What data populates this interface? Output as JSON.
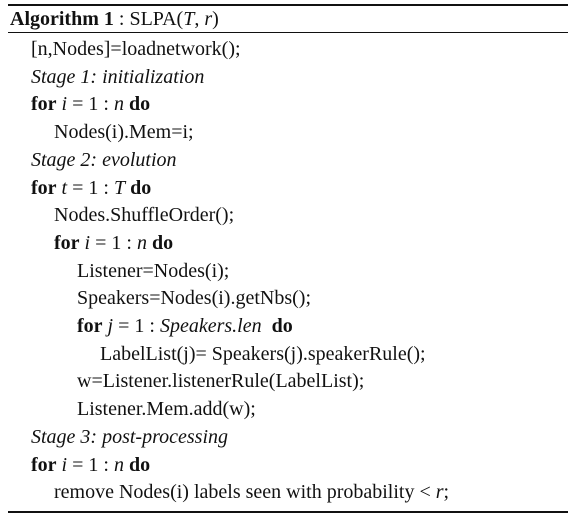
{
  "algorithm": {
    "label": "Algorithm 1",
    "sep": " : ",
    "name": "SLPA(",
    "param_t": "T",
    "comma": ", ",
    "param_r": "r",
    "close": ")"
  },
  "lines": [
    {
      "indent": 0,
      "parts": [
        {
          "t": "[n,Nodes]=loadnetwork();"
        }
      ]
    },
    {
      "indent": 0,
      "parts": [
        {
          "t": "Stage 1: initialization",
          "s": "it"
        }
      ]
    },
    {
      "indent": 0,
      "parts": [
        {
          "t": "for",
          "s": "kw"
        },
        {
          "t": " "
        },
        {
          "t": "i",
          "s": "it"
        },
        {
          "t": " = 1 : "
        },
        {
          "t": "n",
          "s": "it"
        },
        {
          "t": " "
        },
        {
          "t": "do",
          "s": "kw"
        }
      ]
    },
    {
      "indent": 1,
      "parts": [
        {
          "t": "Nodes(i).Mem=i;"
        }
      ]
    },
    {
      "indent": 0,
      "parts": [
        {
          "t": "Stage 2: evolution",
          "s": "it"
        }
      ]
    },
    {
      "indent": 0,
      "parts": [
        {
          "t": "for",
          "s": "kw"
        },
        {
          "t": " "
        },
        {
          "t": "t",
          "s": "it"
        },
        {
          "t": " = 1 : "
        },
        {
          "t": "T",
          "s": "it"
        },
        {
          "t": " "
        },
        {
          "t": "do",
          "s": "kw"
        }
      ]
    },
    {
      "indent": 1,
      "parts": [
        {
          "t": "Nodes.ShuffleOrder();"
        }
      ]
    },
    {
      "indent": 1,
      "parts": [
        {
          "t": "for",
          "s": "kw"
        },
        {
          "t": " "
        },
        {
          "t": "i",
          "s": "it"
        },
        {
          "t": " = 1 : "
        },
        {
          "t": "n",
          "s": "it"
        },
        {
          "t": " "
        },
        {
          "t": "do",
          "s": "kw"
        }
      ]
    },
    {
      "indent": 2,
      "parts": [
        {
          "t": "Listener=Nodes(i);"
        }
      ]
    },
    {
      "indent": 2,
      "parts": [
        {
          "t": "Speakers=Nodes(i).getNbs();"
        }
      ]
    },
    {
      "indent": 2,
      "parts": [
        {
          "t": "for",
          "s": "kw"
        },
        {
          "t": " "
        },
        {
          "t": "j",
          "s": "it"
        },
        {
          "t": " = 1 : "
        },
        {
          "t": "Speakers.len",
          "s": "it"
        },
        {
          "t": "  "
        },
        {
          "t": "do",
          "s": "kw"
        }
      ]
    },
    {
      "indent": 3,
      "parts": [
        {
          "t": "LabelList(j)= Speakers(j).speakerRule();"
        }
      ]
    },
    {
      "indent": 2,
      "parts": [
        {
          "t": "w=Listener.listenerRule(LabelList);"
        }
      ]
    },
    {
      "indent": 2,
      "parts": [
        {
          "t": "Listener.Mem.add(w);"
        }
      ]
    },
    {
      "indent": 0,
      "parts": [
        {
          "t": "Stage 3: post-processing",
          "s": "it"
        }
      ]
    },
    {
      "indent": 0,
      "parts": [
        {
          "t": "for",
          "s": "kw"
        },
        {
          "t": " "
        },
        {
          "t": "i",
          "s": "it"
        },
        {
          "t": " = 1 : "
        },
        {
          "t": "n",
          "s": "it"
        },
        {
          "t": " "
        },
        {
          "t": "do",
          "s": "kw"
        }
      ]
    },
    {
      "indent": 1,
      "parts": [
        {
          "t": "remove Nodes(i) labels seen with probability < "
        },
        {
          "t": "r",
          "s": "it"
        },
        {
          "t": ";"
        }
      ]
    }
  ]
}
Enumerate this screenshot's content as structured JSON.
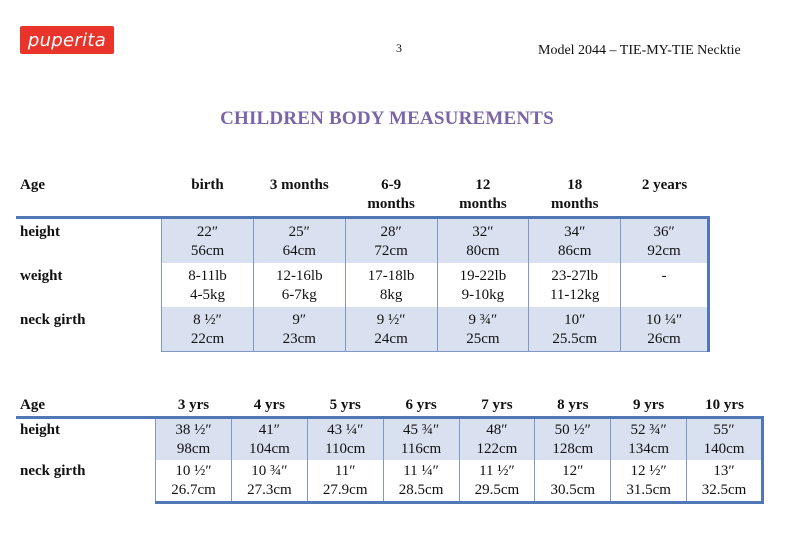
{
  "header": {
    "logo_text": "puperita",
    "page_number": "3",
    "model": "Model 2044 – TIE-MY-TIE Necktie"
  },
  "title": "CHILDREN BODY MEASUREMENTS",
  "table1": {
    "age_label": "Age",
    "columns": [
      [
        "birth",
        ""
      ],
      [
        "3 months",
        ""
      ],
      [
        "6-9",
        "months"
      ],
      [
        "12",
        "months"
      ],
      [
        "18",
        "months"
      ],
      [
        "2 years",
        ""
      ]
    ],
    "rows": [
      {
        "label": "height",
        "top": [
          "22″",
          "25″",
          "28″",
          "32″",
          "34″",
          "36″"
        ],
        "bottom": [
          "56cm",
          "64cm",
          "72cm",
          "80cm",
          "86cm",
          "92cm"
        ]
      },
      {
        "label": "weight",
        "top": [
          "8-11lb",
          "12-16lb",
          "17-18lb",
          "19-22lb",
          "23-27lb",
          "-"
        ],
        "bottom": [
          "4-5kg",
          "6-7kg",
          "8kg",
          "9-10kg",
          "11-12kg",
          ""
        ]
      },
      {
        "label": "neck girth",
        "top": [
          "8 ½″",
          "9″",
          "9 ½″",
          "9 ¾″",
          "10″",
          "10 ¼″"
        ],
        "bottom": [
          "22cm",
          "23cm",
          "24cm",
          "25cm",
          "25.5cm",
          "26cm"
        ]
      }
    ]
  },
  "table2": {
    "age_label": "Age",
    "columns": [
      "3 yrs",
      "4 yrs",
      "5 yrs",
      "6 yrs",
      "7 yrs",
      "8 yrs",
      "9 yrs",
      "10 yrs"
    ],
    "rows": [
      {
        "label": "height",
        "top": [
          "38 ½″",
          "41″",
          "43 ¼″",
          "45 ¾″",
          "48″",
          "50 ½″",
          "52 ¾″",
          "55″"
        ],
        "bottom": [
          "98cm",
          "104cm",
          "110cm",
          "116cm",
          "122cm",
          "128cm",
          "134cm",
          "140cm"
        ]
      },
      {
        "label": "neck girth",
        "top": [
          "10 ½″",
          "10 ¾″",
          "11″",
          "11 ¼″",
          "11 ½″",
          "12″",
          "12 ½″",
          "13″"
        ],
        "bottom": [
          "26.7cm",
          "27.3cm",
          "27.9cm",
          "28.5cm",
          "29.5cm",
          "30.5cm",
          "31.5cm",
          "32.5cm"
        ]
      }
    ]
  },
  "colors": {
    "title": "#7a65a6",
    "rule": "#4f78b5",
    "shade": "#d9e0f0",
    "logo": "#e8342b"
  }
}
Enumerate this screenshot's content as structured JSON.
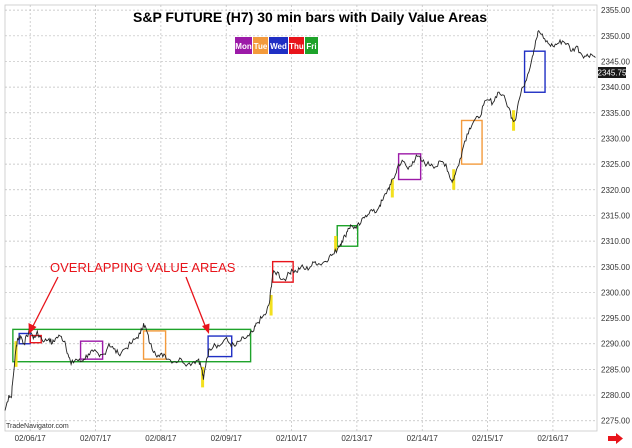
{
  "chart_data": {
    "type": "line",
    "title": "S&P FUTURE (H7) 30 min bars with Daily Value Areas",
    "legend": [
      {
        "label": "Mon",
        "color": "#9c1aa8"
      },
      {
        "label": "Tue",
        "color": "#f39a3c"
      },
      {
        "label": "Wed",
        "color": "#1f2fc4"
      },
      {
        "label": "Thu",
        "color": "#e8141b"
      },
      {
        "label": "Fri",
        "color": "#1ea32a"
      }
    ],
    "ylim": [
      2273,
      2356
    ],
    "y_ticks": [
      "2275.00",
      "2280.00",
      "2285.00",
      "2290.00",
      "2295.00",
      "2300.00",
      "2305.00",
      "2310.00",
      "2315.00",
      "2320.00",
      "2325.00",
      "2330.00",
      "2335.00",
      "2340.00",
      "2345.00",
      "2350.00",
      "2355.00"
    ],
    "x_ticks": [
      "02/06/17",
      "02/07/17",
      "02/08/17",
      "02/09/17",
      "02/10/17",
      "02/13/17",
      "02/14/17",
      "02/15/17",
      "02/16/17"
    ],
    "last_price": "2345.75",
    "series": [
      {
        "values": [
          [
            0,
            2277
          ],
          [
            0.25,
            2280
          ],
          [
            0.4,
            2279.5
          ],
          [
            0.5,
            2283
          ],
          [
            0.7,
            2289
          ],
          [
            0.8,
            2291
          ],
          [
            1.0,
            2291.5
          ],
          [
            1.2,
            2290
          ],
          [
            1.4,
            2291.5
          ],
          [
            1.6,
            2293
          ],
          [
            1.8,
            2291
          ],
          [
            2.0,
            2292
          ],
          [
            2.2,
            2291.5
          ],
          [
            2.5,
            2290.5
          ],
          [
            2.8,
            2291
          ],
          [
            3.0,
            2290
          ],
          [
            3.2,
            2291
          ],
          [
            3.5,
            2291.5
          ],
          [
            3.8,
            2290.5
          ],
          [
            4.0,
            2288
          ],
          [
            4.2,
            2286
          ],
          [
            4.5,
            2287
          ],
          [
            4.8,
            2286.5
          ],
          [
            5.0,
            2287
          ],
          [
            5.3,
            2288
          ],
          [
            5.6,
            2288.5
          ],
          [
            6.0,
            2287.5
          ],
          [
            6.3,
            2288
          ],
          [
            6.6,
            2290
          ],
          [
            6.9,
            2289
          ],
          [
            7.2,
            2288
          ],
          [
            7.6,
            2289
          ],
          [
            8.0,
            2290
          ],
          [
            8.3,
            2291
          ],
          [
            8.6,
            2292
          ],
          [
            8.8,
            2294
          ],
          [
            9.0,
            2292.5
          ],
          [
            9.2,
            2290
          ],
          [
            9.5,
            2288.5
          ],
          [
            9.8,
            2287.5
          ],
          [
            10.1,
            2288
          ],
          [
            10.4,
            2287
          ],
          [
            10.8,
            2286.5
          ],
          [
            11.2,
            2287
          ],
          [
            11.6,
            2286
          ],
          [
            12.0,
            2286.5
          ],
          [
            12.3,
            2287
          ],
          [
            12.5,
            2285
          ],
          [
            12.6,
            2283
          ],
          [
            12.8,
            2287
          ],
          [
            13.0,
            2289
          ],
          [
            13.3,
            2290
          ],
          [
            13.6,
            2289.5
          ],
          [
            14.0,
            2291
          ],
          [
            14.3,
            2290
          ],
          [
            14.6,
            2289.5
          ],
          [
            14.9,
            2290.5
          ],
          [
            15.2,
            2291
          ],
          [
            15.5,
            2291.5
          ],
          [
            15.8,
            2292.5
          ],
          [
            16.0,
            2294
          ],
          [
            16.3,
            2295
          ],
          [
            16.6,
            2296
          ],
          [
            16.8,
            2298
          ],
          [
            16.9,
            2301
          ],
          [
            17.0,
            2303.5
          ],
          [
            17.3,
            2304
          ],
          [
            17.6,
            2302.5
          ],
          [
            17.9,
            2303
          ],
          [
            18.2,
            2304.5
          ],
          [
            18.5,
            2304
          ],
          [
            18.8,
            2305
          ],
          [
            19.1,
            2304.5
          ],
          [
            19.4,
            2305
          ],
          [
            19.7,
            2306
          ],
          [
            20.0,
            2305.5
          ],
          [
            20.3,
            2306
          ],
          [
            20.6,
            2307
          ],
          [
            20.9,
            2307.5
          ],
          [
            21.2,
            2309
          ],
          [
            21.4,
            2310
          ],
          [
            21.6,
            2311
          ],
          [
            21.8,
            2312.5
          ],
          [
            22.0,
            2313
          ],
          [
            22.3,
            2312.5
          ],
          [
            22.6,
            2313.5
          ],
          [
            22.9,
            2315
          ],
          [
            23.2,
            2316
          ],
          [
            23.5,
            2315.5
          ],
          [
            23.8,
            2317
          ],
          [
            24.0,
            2318
          ],
          [
            24.3,
            2320
          ],
          [
            24.5,
            2321
          ],
          [
            24.8,
            2323
          ],
          [
            25.0,
            2325
          ],
          [
            25.3,
            2325.5
          ],
          [
            25.6,
            2324
          ],
          [
            25.9,
            2325.5
          ],
          [
            26.2,
            2326.5
          ],
          [
            26.5,
            2325.5
          ],
          [
            26.8,
            2325
          ],
          [
            27.1,
            2325
          ],
          [
            27.4,
            2324.5
          ],
          [
            27.7,
            2325.5
          ],
          [
            28.0,
            2325
          ],
          [
            28.2,
            2323
          ],
          [
            28.4,
            2321.5
          ],
          [
            28.6,
            2323
          ],
          [
            28.9,
            2326
          ],
          [
            29.2,
            2329.5
          ],
          [
            29.5,
            2332
          ],
          [
            29.8,
            2333.5
          ],
          [
            30.1,
            2334
          ],
          [
            30.4,
            2336.5
          ],
          [
            30.7,
            2337.5
          ],
          [
            31.0,
            2337
          ],
          [
            31.3,
            2339
          ],
          [
            31.6,
            2338.5
          ],
          [
            32.0,
            2336
          ],
          [
            32.2,
            2334
          ],
          [
            32.4,
            2333.5
          ],
          [
            32.6,
            2337
          ],
          [
            32.9,
            2340
          ],
          [
            33.2,
            2342.5
          ],
          [
            33.5,
            2346
          ],
          [
            33.7,
            2349
          ],
          [
            33.9,
            2351
          ],
          [
            34.2,
            2349.5
          ],
          [
            34.5,
            2348.5
          ],
          [
            34.8,
            2348
          ],
          [
            35.1,
            2348.5
          ],
          [
            35.4,
            2349
          ],
          [
            35.7,
            2348.5
          ],
          [
            36.0,
            2347
          ],
          [
            36.3,
            2348
          ],
          [
            36.6,
            2346.5
          ],
          [
            36.9,
            2346
          ],
          [
            37.2,
            2346.5
          ],
          [
            37.5,
            2345.75
          ]
        ]
      }
    ],
    "value_areas": [
      {
        "day": "Wed",
        "color": "#1f2fc4",
        "x0": 0.9,
        "x1": 1.6,
        "y0": 2290.0,
        "y1": 2292.0
      },
      {
        "day": "Thu",
        "color": "#e8141b",
        "x0": 1.6,
        "x1": 2.3,
        "y0": 2290.2,
        "y1": 2291.6
      },
      {
        "day": "Fri",
        "color": "#1ea32a",
        "x0": 0.5,
        "x1": 15.6,
        "y0": 2286.5,
        "y1": 2292.8
      },
      {
        "day": "Mon",
        "color": "#9c1aa8",
        "x0": 4.8,
        "x1": 6.2,
        "y0": 2287.0,
        "y1": 2290.5
      },
      {
        "day": "Tue",
        "color": "#f39a3c",
        "x0": 8.8,
        "x1": 10.2,
        "y0": 2287.0,
        "y1": 2292.5
      },
      {
        "day": "Wed",
        "color": "#1f2fc4",
        "x0": 12.9,
        "x1": 14.4,
        "y0": 2287.5,
        "y1": 2291.5
      },
      {
        "day": "Thu",
        "color": "#e8141b",
        "x0": 17.0,
        "x1": 18.3,
        "y0": 2302.0,
        "y1": 2306.0
      },
      {
        "day": "Fri",
        "color": "#1ea32a",
        "x0": 21.1,
        "x1": 22.4,
        "y0": 2309.0,
        "y1": 2313.0
      },
      {
        "day": "Mon",
        "color": "#9c1aa8",
        "x0": 25.0,
        "x1": 26.4,
        "y0": 2322.0,
        "y1": 2327.0
      },
      {
        "day": "Tue",
        "color": "#f39a3c",
        "x0": 29.0,
        "x1": 30.3,
        "y0": 2325.0,
        "y1": 2333.5
      },
      {
        "day": "Wed",
        "color": "#1f2fc4",
        "x0": 33.0,
        "x1": 34.3,
        "y0": 2339.0,
        "y1": 2347.0
      }
    ],
    "ib_markers": [
      {
        "x": 0.7,
        "y0": 2285.5,
        "y1": 2290.5
      },
      {
        "x": 12.55,
        "y0": 2281.5,
        "y1": 2285.5
      },
      {
        "x": 16.9,
        "y0": 2295.5,
        "y1": 2299.5
      },
      {
        "x": 21.0,
        "y0": 2308.0,
        "y1": 2311.0
      },
      {
        "x": 24.6,
        "y0": 2318.5,
        "y1": 2322.0
      },
      {
        "x": 28.5,
        "y0": 2320.0,
        "y1": 2324.0
      },
      {
        "x": 32.3,
        "y0": 2331.5,
        "y1": 2335.5
      }
    ],
    "annotation": "OVERLAPPING VALUE AREAS",
    "watermark": "TradeNavigator.com"
  }
}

--- --- ---

§ **What to do**
Count each line where the string "with" occurs, and write only the number.

§ **Exercise output**
2